[Document layout analysis data]

+ + + +

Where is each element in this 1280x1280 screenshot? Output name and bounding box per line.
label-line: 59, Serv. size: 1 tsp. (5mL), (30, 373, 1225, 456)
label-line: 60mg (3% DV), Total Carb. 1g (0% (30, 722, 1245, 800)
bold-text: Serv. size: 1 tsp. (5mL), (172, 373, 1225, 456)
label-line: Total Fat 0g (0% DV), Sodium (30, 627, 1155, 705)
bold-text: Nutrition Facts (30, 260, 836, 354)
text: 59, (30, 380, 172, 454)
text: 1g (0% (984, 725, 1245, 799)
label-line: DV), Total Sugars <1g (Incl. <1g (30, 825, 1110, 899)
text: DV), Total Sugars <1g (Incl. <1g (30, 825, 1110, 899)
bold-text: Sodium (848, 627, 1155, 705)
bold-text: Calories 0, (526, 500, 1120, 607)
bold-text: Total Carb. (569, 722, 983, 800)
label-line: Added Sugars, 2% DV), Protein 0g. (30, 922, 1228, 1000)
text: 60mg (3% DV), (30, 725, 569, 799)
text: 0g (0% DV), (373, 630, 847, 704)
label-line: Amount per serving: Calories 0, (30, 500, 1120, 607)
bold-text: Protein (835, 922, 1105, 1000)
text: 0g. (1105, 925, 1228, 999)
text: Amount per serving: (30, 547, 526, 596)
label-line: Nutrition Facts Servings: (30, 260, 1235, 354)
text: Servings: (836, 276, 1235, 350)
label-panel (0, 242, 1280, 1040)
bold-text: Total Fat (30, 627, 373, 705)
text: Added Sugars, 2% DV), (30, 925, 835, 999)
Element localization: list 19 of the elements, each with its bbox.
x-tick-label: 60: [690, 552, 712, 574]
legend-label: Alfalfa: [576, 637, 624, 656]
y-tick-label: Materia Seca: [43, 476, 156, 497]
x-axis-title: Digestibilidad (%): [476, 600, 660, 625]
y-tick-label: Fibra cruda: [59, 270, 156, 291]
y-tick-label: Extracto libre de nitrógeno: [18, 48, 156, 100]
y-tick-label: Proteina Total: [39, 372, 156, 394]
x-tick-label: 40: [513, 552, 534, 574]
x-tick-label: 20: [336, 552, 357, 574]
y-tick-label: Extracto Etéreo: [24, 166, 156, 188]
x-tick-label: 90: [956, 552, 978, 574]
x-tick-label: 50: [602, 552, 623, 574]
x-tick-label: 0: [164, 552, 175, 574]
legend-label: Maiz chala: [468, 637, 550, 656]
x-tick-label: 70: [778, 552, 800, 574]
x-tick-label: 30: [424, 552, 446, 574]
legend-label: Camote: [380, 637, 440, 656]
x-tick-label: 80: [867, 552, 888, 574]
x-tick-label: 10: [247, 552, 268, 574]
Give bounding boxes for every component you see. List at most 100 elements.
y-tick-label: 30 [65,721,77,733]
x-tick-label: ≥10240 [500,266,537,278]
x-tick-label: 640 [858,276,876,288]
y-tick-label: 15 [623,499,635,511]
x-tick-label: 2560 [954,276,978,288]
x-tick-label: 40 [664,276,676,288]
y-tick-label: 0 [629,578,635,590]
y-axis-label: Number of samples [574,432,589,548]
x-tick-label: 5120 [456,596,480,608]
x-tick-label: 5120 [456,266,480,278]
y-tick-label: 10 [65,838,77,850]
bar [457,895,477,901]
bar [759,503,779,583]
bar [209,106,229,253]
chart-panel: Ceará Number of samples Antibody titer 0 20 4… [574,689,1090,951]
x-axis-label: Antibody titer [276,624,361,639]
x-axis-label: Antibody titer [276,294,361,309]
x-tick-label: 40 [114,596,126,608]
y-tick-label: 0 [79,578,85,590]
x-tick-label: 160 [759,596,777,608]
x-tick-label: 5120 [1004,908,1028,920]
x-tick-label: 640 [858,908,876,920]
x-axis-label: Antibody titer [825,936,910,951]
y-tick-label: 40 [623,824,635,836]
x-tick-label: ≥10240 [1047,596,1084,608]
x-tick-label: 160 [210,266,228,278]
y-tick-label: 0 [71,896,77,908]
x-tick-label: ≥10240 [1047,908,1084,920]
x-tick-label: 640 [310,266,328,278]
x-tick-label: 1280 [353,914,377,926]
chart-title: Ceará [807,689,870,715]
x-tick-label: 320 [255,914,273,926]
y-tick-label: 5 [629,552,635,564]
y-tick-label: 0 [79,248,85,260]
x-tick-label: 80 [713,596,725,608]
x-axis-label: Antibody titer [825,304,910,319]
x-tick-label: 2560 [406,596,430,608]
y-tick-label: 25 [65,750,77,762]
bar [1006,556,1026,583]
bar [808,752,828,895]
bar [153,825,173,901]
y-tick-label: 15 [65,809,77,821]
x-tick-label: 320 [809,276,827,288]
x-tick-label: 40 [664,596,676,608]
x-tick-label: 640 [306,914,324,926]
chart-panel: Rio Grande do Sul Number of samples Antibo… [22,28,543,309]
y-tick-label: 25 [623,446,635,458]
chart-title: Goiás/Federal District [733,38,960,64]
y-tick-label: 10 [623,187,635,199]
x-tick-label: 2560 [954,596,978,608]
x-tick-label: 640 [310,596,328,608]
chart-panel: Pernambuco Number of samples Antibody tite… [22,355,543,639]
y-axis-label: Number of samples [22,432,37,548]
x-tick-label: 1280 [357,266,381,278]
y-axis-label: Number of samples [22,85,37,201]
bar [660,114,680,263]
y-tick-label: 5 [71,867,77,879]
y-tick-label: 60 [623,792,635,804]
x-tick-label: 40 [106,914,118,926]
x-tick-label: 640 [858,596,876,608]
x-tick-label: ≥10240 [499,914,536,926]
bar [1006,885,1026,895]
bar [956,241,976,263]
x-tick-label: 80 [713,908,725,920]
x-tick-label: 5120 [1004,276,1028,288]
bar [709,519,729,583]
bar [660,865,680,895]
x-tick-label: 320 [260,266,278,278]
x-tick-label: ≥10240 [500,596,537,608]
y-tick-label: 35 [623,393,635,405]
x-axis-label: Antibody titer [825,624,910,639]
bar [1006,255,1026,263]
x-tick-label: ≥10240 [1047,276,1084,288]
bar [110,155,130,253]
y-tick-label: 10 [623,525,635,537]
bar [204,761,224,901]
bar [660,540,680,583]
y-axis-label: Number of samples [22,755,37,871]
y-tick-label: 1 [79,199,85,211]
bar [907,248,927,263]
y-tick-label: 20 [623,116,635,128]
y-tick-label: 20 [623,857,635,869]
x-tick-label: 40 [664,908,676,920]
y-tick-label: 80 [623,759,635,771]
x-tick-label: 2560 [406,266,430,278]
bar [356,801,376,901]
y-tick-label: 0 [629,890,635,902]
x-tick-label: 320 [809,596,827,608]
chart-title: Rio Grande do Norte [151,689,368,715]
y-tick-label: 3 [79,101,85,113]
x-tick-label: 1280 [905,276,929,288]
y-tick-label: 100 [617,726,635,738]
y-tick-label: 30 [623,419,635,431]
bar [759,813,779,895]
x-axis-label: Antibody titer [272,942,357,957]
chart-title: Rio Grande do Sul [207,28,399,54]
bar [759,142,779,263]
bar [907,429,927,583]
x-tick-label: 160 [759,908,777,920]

+ + + +

--- PROBLEM ---
Every entry should be printed again exactly as it stands.

--- OUTPUT OF THE EXERCISE ---
Where is each element in this 1280x1280 screenshot? Output name and bounding box per line.
label-line: 59, Serv. size: 1 tsp. (5mL), (30, 373, 1225, 456)
label-line: 60mg (3% DV), Total Carb. 1g (0% (30, 722, 1245, 800)
bold-text: Serv. size: 1 tsp. (5mL), (172, 373, 1225, 456)
label-line: Total Fat 0g (0% DV), Sodium (30, 627, 1155, 705)
bold-text: Nutrition Facts (30, 260, 836, 354)
text: 59, (30, 380, 172, 454)
text: 1g (0% (984, 725, 1245, 799)
label-line: DV), Total Sugars <1g (Incl. <1g (30, 825, 1110, 899)
text: DV), Total Sugars <1g (Incl. <1g (30, 825, 1110, 899)
bold-text: Sodium (848, 627, 1155, 705)
bold-text: Calories 0, (526, 500, 1120, 607)
bold-text: Total Carb. (569, 722, 983, 800)
label-line: Added Sugars, 2% DV), Protein 0g. (30, 922, 1228, 1000)
text: 60mg (3% DV), (30, 725, 569, 799)
text: 0g (0% DV), (373, 630, 847, 704)
label-line: Amount per serving: Calories 0, (30, 500, 1120, 607)
bold-text: Protein (835, 922, 1105, 1000)
text: 0g. (1105, 925, 1228, 999)
text: Amount per serving: (30, 547, 526, 596)
label-line: Nutrition Facts Servings: (30, 260, 1235, 354)
text: Servings: (836, 276, 1235, 350)
label-panel (0, 242, 1280, 1040)
bold-text: Total Fat (30, 627, 373, 705)
text: Added Sugars, 2% DV), (30, 925, 835, 999)
Element localization: list 19 of the elements, each with its bbox.
x-tick-label: 60: [690, 552, 712, 574]
legend-label: Alfalfa: [576, 637, 624, 656]
y-tick-label: Materia Seca: [43, 476, 156, 497]
x-axis-title: Digestibilidad (%): [476, 600, 660, 625]
y-tick-label: Fibra cruda: [59, 270, 156, 291]
y-tick-label: Extracto libre de nitrógeno: [18, 48, 156, 100]
y-tick-label: Proteina Total: [39, 372, 156, 394]
x-tick-label: 40: [513, 552, 534, 574]
x-tick-label: 20: [336, 552, 357, 574]
y-tick-label: Extracto Etéreo: [24, 166, 156, 188]
x-tick-label: 90: [956, 552, 978, 574]
x-tick-label: 50: [602, 552, 623, 574]
x-tick-label: 0: [164, 552, 175, 574]
legend-label: Maiz chala: [468, 637, 550, 656]
x-tick-label: 70: [778, 552, 800, 574]
x-tick-label: 30: [424, 552, 446, 574]
legend-label: Camote: [380, 637, 440, 656]
x-tick-label: 80: [867, 552, 888, 574]
x-tick-label: 10: [247, 552, 268, 574]
Give bounding boxes for every component you see. List at most 100 elements.
y-tick-label: 30 [65,721,77,733]
x-tick-label: ≥10240 [500,266,537,278]
x-tick-label: 640 [858,276,876,288]
y-tick-label: 15 [623,499,635,511]
x-tick-label: 2560 [954,276,978,288]
x-tick-label: 40 [664,276,676,288]
y-tick-label: 0 [629,578,635,590]
y-axis-label: Number of samples [574,432,589,548]
x-tick-label: 5120 [456,596,480,608]
x-tick-label: 5120 [456,266,480,278]
y-tick-label: 10 [65,838,77,850]
bar [457,895,477,901]
bar [759,503,779,583]
bar [209,106,229,253]
chart-panel: Ceará Number of samples Antibody titer 0 20 4… [574,689,1090,951]
x-axis-label: Antibody titer [276,624,361,639]
x-axis-label: Antibody titer [276,294,361,309]
x-tick-label: 40 [114,596,126,608]
y-tick-label: 0 [79,578,85,590]
x-tick-label: 160 [759,596,777,608]
x-tick-label: 5120 [1004,908,1028,920]
x-tick-label: 640 [858,908,876,920]
x-axis-label: Antibody titer [825,936,910,951]
y-tick-label: 40 [623,824,635,836]
x-tick-label: ≥10240 [1047,596,1084,608]
x-tick-label: 160 [210,266,228,278]
y-tick-label: 0 [71,896,77,908]
x-tick-label: ≥10240 [1047,908,1084,920]
x-tick-label: 640 [310,266,328,278]
x-tick-label: 1280 [353,914,377,926]
chart-title: Ceará [807,689,870,715]
x-tick-label: 320 [255,914,273,926]
y-tick-label: 5 [629,552,635,564]
y-tick-label: 0 [79,248,85,260]
x-tick-label: 80 [713,596,725,608]
x-axis-label: Antibody titer [825,304,910,319]
x-tick-label: 2560 [406,596,430,608]
y-tick-label: 25 [65,750,77,762]
bar [1006,556,1026,583]
bar [808,752,828,895]
bar [153,825,173,901]
y-tick-label: 15 [65,809,77,821]
x-tick-label: 320 [809,276,827,288]
x-tick-label: 40 [664,596,676,608]
x-tick-label: 640 [306,914,324,926]
chart-panel: Rio Grande do Sul Number of samples Antibo… [22,28,543,309]
y-tick-label: 25 [623,446,635,458]
chart-title: Goiás/Federal District [733,38,960,64]
y-tick-label: 10 [623,187,635,199]
x-tick-label: 2560 [954,596,978,608]
x-tick-label: 640 [310,596,328,608]
chart-panel: Pernambuco Number of samples Antibody tite… [22,355,543,639]
y-axis-label: Number of samples [22,432,37,548]
x-tick-label: 1280 [357,266,381,278]
y-axis-label: Number of samples [22,85,37,201]
bar [660,114,680,263]
y-tick-label: 5 [71,867,77,879]
y-tick-label: 60 [623,792,635,804]
x-tick-label: 40 [106,914,118,926]
x-tick-label: 640 [858,596,876,608]
x-tick-label: ≥10240 [499,914,536,926]
bar [1006,885,1026,895]
bar [956,241,976,263]
x-tick-label: 80 [713,908,725,920]
x-tick-label: 5120 [1004,276,1028,288]
bar [709,519,729,583]
bar [660,865,680,895]
x-tick-label: 320 [260,266,278,278]
x-tick-label: ≥10240 [500,596,537,608]
y-tick-label: 35 [623,393,635,405]
x-axis-label: Antibody titer [825,624,910,639]
bar [1006,255,1026,263]
x-tick-label: ≥10240 [1047,276,1084,288]
bar [110,155,130,253]
y-tick-label: 10 [623,525,635,537]
bar [204,761,224,901]
bar [660,540,680,583]
y-axis-label: Number of samples [22,755,37,871]
y-tick-label: 1 [79,199,85,211]
bar [907,248,927,263]
y-tick-label: 20 [623,116,635,128]
y-tick-label: 20 [623,857,635,869]
x-tick-label: 40 [664,908,676,920]
y-tick-label: 80 [623,759,635,771]
x-tick-label: 2560 [406,266,430,278]
bar [356,801,376,901]
y-tick-label: 0 [629,890,635,902]
x-tick-label: 320 [809,596,827,608]
chart-title: Rio Grande do Norte [151,689,368,715]
y-tick-label: 3 [79,101,85,113]
x-tick-label: 1280 [905,276,929,288]
y-tick-label: 100 [617,726,635,738]
y-tick-label: 30 [623,419,635,431]
bar [759,813,779,895]
x-axis-label: Antibody titer [272,942,357,957]
chart-title: Rio Grande do Sul [207,28,399,54]
bar [759,142,779,263]
bar [907,429,927,583]
x-tick-label: 160 [759,908,777,920]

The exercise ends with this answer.